* _Problem description_
Using the entries that follow, count the lines containing the word "text" and give that number by itself.

------------

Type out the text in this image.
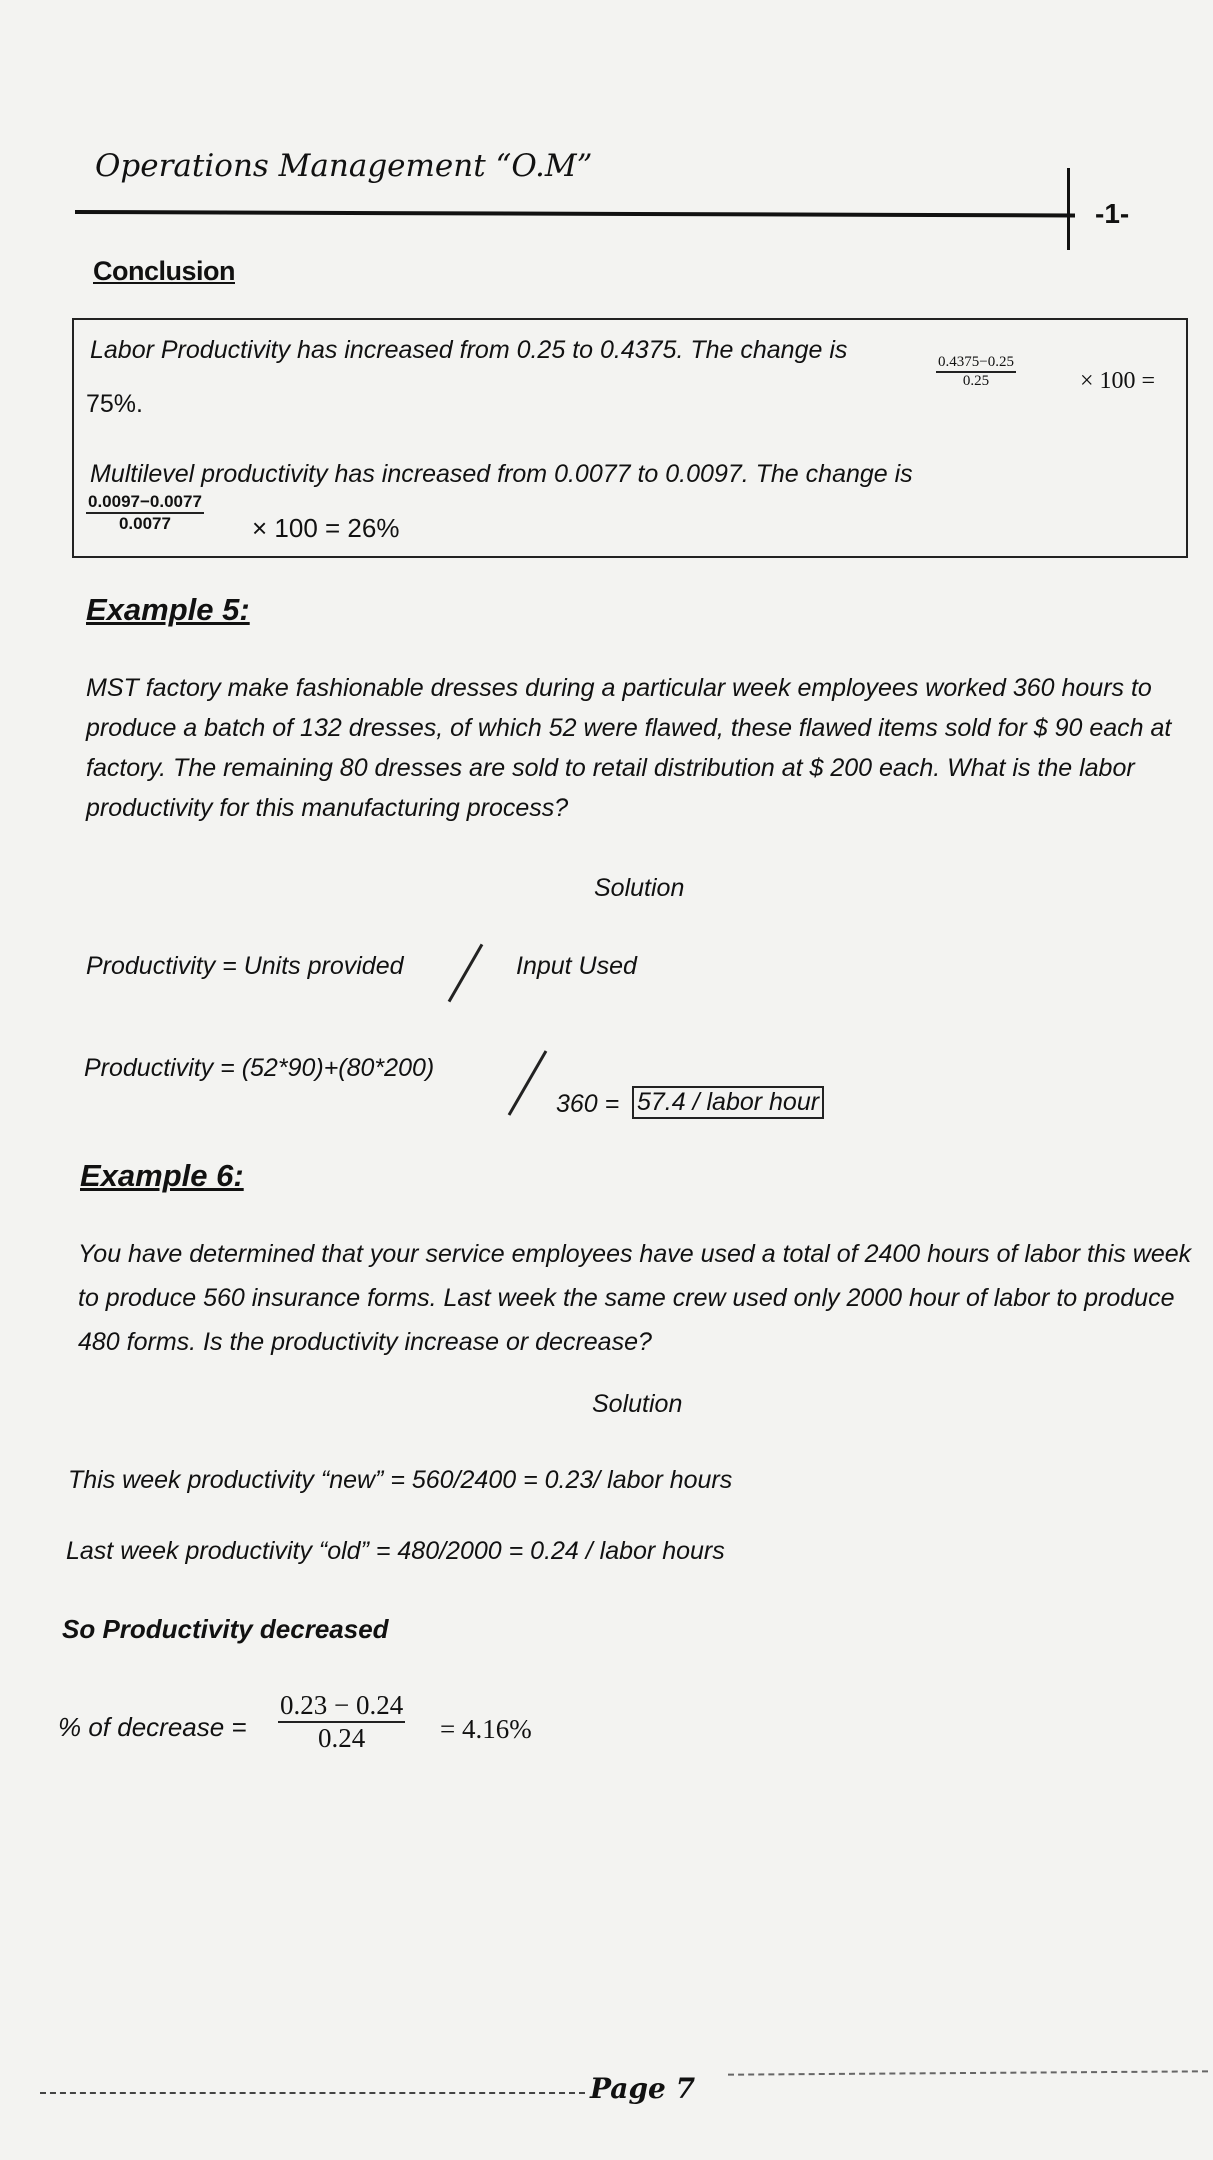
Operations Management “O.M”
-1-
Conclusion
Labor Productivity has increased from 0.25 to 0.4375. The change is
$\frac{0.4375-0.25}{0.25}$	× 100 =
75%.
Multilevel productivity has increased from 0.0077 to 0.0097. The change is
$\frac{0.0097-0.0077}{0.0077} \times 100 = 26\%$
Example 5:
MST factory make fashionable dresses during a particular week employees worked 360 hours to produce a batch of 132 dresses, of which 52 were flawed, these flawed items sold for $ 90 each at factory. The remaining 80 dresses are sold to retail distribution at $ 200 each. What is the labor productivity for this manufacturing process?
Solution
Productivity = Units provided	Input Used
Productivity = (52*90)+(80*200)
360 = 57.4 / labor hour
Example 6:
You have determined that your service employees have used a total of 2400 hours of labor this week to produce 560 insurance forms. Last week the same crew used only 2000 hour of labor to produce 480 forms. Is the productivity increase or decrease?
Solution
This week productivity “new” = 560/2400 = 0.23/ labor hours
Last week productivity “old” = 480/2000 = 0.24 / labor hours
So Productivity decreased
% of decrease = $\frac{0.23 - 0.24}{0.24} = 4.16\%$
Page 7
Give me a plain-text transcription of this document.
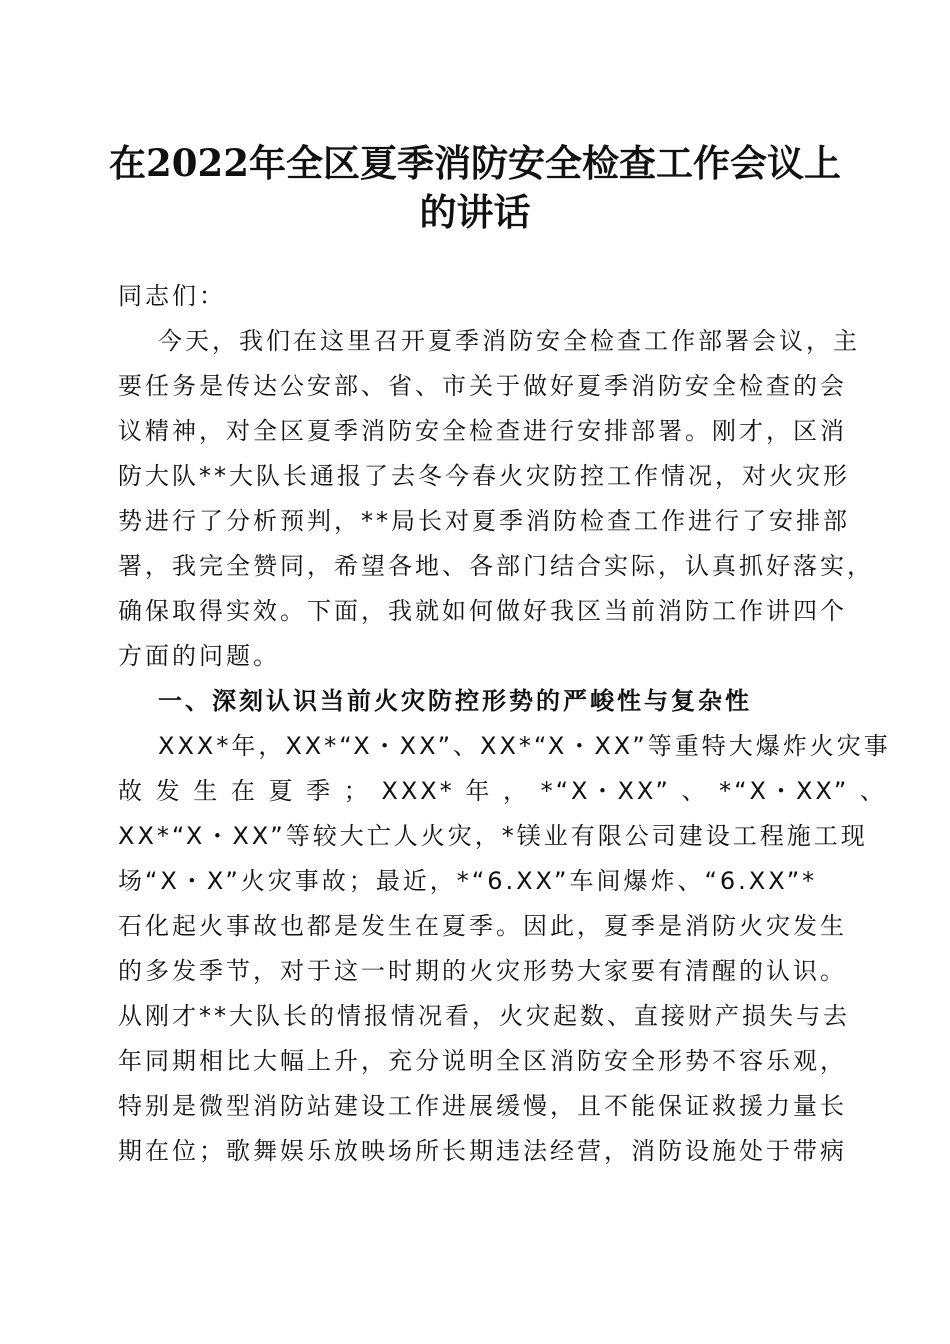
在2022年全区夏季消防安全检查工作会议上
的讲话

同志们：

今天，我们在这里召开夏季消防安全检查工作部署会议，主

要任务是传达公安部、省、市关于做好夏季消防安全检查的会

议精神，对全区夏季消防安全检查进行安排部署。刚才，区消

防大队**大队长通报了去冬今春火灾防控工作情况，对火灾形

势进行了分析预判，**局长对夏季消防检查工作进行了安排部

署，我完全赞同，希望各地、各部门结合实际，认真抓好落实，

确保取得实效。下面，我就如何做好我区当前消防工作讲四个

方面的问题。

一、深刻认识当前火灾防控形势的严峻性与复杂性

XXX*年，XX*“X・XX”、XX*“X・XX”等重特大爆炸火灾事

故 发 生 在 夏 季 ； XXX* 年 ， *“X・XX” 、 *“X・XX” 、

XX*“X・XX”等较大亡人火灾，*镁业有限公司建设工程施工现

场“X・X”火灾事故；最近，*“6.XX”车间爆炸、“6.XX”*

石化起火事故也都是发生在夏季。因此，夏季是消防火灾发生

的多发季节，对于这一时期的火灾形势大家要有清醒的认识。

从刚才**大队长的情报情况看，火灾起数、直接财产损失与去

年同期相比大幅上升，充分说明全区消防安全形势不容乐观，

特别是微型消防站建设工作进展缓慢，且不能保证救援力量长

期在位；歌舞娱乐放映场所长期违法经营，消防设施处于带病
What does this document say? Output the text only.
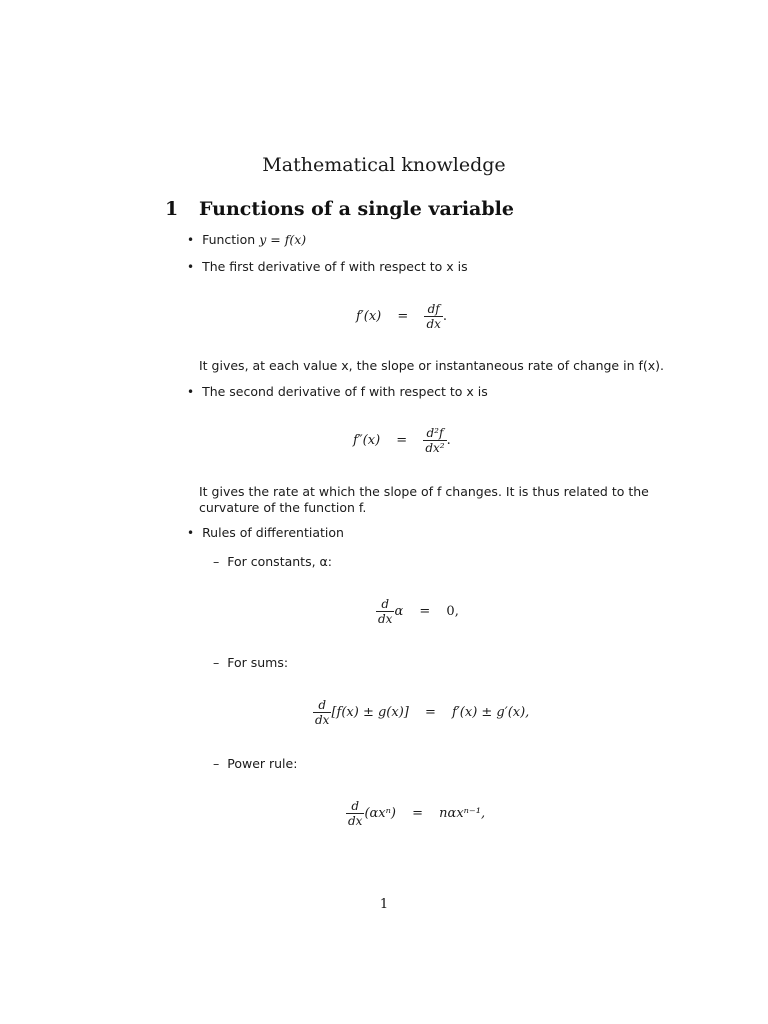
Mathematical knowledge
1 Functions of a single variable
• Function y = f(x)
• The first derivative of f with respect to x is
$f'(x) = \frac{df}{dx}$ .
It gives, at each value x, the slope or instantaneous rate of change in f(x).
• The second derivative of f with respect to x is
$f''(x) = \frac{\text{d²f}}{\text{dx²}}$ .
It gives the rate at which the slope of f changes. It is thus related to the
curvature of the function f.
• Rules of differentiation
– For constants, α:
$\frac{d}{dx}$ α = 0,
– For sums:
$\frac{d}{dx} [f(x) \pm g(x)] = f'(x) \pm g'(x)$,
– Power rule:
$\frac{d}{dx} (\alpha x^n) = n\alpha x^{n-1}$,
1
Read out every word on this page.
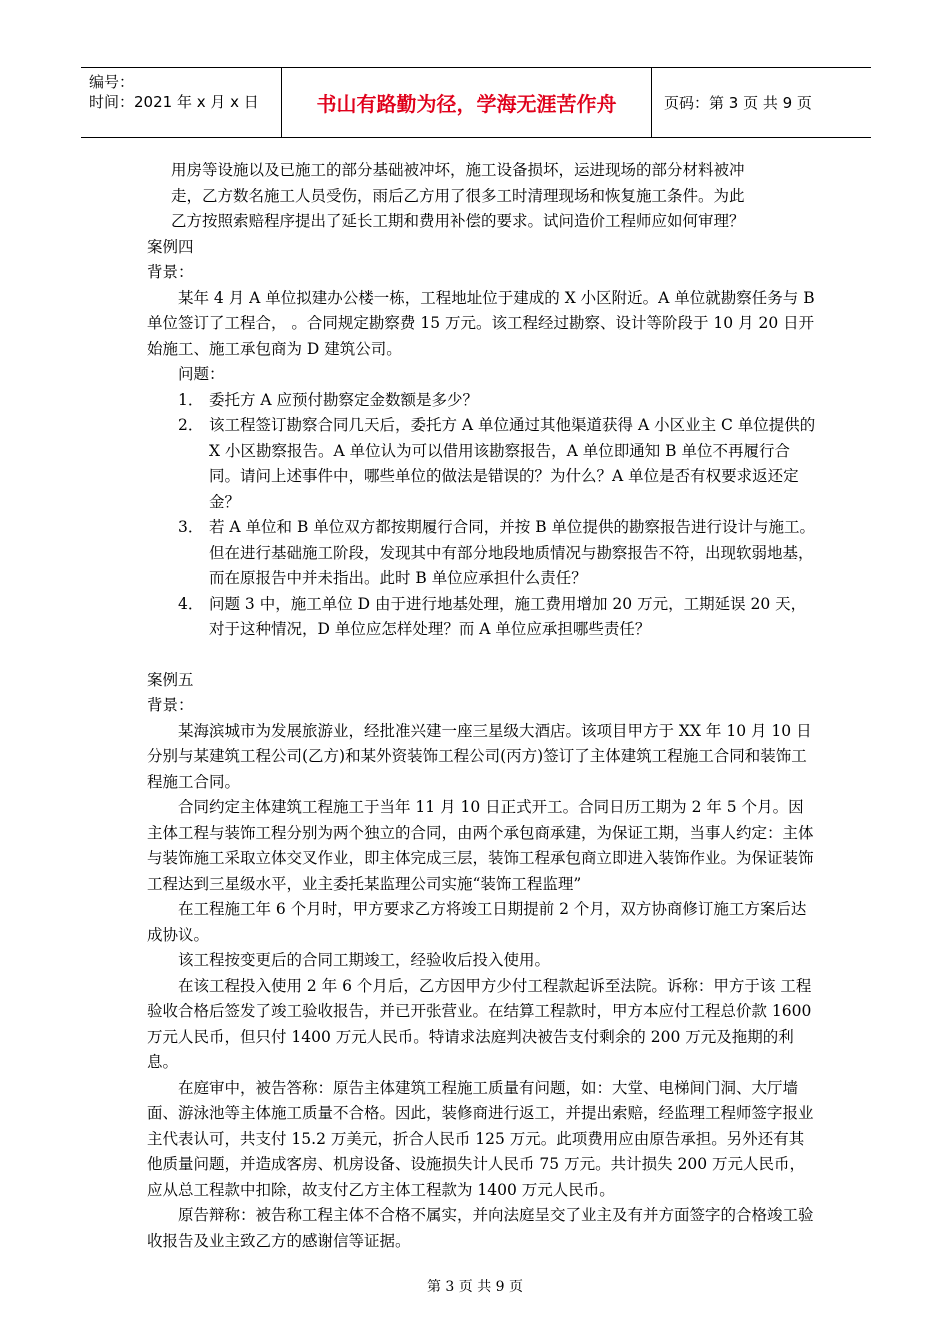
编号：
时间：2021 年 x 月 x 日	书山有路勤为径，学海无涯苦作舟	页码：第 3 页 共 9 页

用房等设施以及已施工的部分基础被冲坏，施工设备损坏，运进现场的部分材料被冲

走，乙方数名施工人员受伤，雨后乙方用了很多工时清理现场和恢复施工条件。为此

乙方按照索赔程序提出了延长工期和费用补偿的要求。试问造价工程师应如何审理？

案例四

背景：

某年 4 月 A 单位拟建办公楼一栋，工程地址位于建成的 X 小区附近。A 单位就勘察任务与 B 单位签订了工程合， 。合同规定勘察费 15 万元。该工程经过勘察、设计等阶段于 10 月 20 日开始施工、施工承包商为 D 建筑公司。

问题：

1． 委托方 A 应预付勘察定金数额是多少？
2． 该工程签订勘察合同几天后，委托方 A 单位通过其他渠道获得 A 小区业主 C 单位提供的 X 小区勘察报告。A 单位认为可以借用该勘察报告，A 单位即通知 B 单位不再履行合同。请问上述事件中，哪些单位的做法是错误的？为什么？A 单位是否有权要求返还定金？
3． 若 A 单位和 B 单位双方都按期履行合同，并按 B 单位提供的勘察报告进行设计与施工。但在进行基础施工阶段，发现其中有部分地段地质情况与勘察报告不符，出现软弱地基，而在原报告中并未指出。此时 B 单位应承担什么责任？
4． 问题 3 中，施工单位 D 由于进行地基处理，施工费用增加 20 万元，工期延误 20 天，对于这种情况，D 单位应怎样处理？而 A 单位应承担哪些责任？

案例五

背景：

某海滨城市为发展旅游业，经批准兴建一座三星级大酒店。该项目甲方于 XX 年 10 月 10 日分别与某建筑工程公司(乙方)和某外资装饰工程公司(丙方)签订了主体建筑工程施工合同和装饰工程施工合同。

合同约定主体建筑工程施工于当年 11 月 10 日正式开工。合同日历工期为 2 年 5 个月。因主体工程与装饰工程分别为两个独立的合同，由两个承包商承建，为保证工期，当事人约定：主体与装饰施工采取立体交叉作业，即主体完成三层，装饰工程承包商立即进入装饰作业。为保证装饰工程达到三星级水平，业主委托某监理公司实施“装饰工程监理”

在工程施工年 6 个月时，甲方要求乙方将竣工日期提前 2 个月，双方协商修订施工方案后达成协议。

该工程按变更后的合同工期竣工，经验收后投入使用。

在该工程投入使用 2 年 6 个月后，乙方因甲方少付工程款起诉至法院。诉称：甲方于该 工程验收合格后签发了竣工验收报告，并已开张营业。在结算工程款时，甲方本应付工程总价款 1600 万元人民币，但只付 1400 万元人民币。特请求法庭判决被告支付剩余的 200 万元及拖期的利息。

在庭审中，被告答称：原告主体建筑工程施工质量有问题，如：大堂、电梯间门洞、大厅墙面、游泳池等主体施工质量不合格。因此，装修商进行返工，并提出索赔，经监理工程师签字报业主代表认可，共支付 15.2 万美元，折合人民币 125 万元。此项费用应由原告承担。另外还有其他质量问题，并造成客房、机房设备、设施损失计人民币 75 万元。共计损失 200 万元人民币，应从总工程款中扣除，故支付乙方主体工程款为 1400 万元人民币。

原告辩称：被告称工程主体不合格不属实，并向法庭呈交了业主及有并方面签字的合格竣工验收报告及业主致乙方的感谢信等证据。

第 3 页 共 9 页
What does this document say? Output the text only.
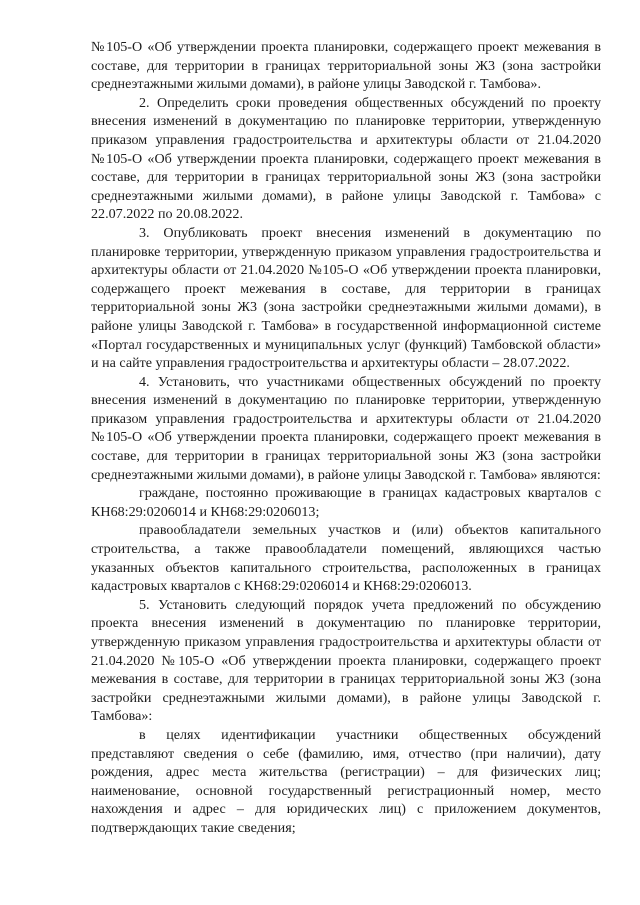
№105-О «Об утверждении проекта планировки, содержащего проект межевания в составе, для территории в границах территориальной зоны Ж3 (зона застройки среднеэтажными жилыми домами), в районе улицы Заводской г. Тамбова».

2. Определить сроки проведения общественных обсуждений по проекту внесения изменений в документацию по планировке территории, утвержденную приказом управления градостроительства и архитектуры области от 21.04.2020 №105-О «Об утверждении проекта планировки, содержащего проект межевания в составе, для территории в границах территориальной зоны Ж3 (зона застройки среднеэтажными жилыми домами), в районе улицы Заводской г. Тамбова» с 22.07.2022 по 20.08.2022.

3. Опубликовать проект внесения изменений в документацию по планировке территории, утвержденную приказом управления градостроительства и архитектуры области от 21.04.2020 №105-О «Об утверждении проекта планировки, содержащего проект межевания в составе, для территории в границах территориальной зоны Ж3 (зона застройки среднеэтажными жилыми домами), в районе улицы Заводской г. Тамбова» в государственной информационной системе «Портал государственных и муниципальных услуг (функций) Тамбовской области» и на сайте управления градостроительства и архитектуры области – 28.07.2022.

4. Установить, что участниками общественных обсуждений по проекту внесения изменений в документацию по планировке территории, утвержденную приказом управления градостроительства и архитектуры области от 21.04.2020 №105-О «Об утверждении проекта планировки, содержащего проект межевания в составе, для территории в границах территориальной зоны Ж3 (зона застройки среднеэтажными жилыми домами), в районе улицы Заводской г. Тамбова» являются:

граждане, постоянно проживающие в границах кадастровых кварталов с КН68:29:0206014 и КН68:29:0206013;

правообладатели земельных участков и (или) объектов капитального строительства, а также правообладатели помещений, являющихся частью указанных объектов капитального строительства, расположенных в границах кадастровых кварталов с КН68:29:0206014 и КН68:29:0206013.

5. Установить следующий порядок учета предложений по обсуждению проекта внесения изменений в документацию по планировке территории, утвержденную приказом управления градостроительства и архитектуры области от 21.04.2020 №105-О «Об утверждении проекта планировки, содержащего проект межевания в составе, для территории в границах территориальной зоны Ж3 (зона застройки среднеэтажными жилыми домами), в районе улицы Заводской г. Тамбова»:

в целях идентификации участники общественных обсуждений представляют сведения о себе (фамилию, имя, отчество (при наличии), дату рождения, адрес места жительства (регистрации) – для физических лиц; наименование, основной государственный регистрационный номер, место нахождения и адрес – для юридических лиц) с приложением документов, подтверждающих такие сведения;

------------

* _Written answer_
5